▶ [Aim] Retype all of the data. Every line must match exactly.

▶ [Raw records]
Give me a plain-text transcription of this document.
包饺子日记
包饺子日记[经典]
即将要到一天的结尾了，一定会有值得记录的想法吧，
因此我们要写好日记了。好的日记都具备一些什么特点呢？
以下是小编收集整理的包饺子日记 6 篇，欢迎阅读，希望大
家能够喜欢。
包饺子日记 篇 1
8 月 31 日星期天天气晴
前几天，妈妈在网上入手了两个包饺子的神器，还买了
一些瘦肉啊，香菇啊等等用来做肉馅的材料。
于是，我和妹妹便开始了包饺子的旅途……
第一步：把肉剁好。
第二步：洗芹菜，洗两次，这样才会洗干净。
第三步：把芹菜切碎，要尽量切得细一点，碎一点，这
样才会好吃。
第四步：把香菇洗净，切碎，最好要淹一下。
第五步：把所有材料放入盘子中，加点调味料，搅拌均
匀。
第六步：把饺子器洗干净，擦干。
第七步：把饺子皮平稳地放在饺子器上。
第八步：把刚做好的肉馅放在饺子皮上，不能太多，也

▶ [In response]
Give me a plain-text transcription of this document.
包饺子日记
包饺子日记[经典]
即将要到一天的结尾了，一定会有值得记录的想法吧，
因此我们要写好日记了。好的日记都具备一些什么特点呢？
以下是小编收集整理的包饺子日记 6 篇，欢迎阅读，希望大
家能够喜欢。
包饺子日记 篇 1
8 月 31 日星期天天气晴
前几天，妈妈在网上入手了两个包饺子的神器，还买了
一些瘦肉啊，香菇啊等等用来做肉馅的材料。
于是，我和妹妹便开始了包饺子的旅途……
第一步：把肉剁好。
第二步：洗芹菜，洗两次，这样才会洗干净。
第三步：把芹菜切碎，要尽量切得细一点，碎一点，这
样才会好吃。
第四步：把香菇洗净，切碎，最好要淹一下。
第五步：把所有材料放入盘子中，加点调味料，搅拌均
匀。
第六步：把饺子器洗干净，擦干。
第七步：把饺子皮平稳地放在饺子器上。
第八步：把刚做好的肉馅放在饺子皮上，不能太多，也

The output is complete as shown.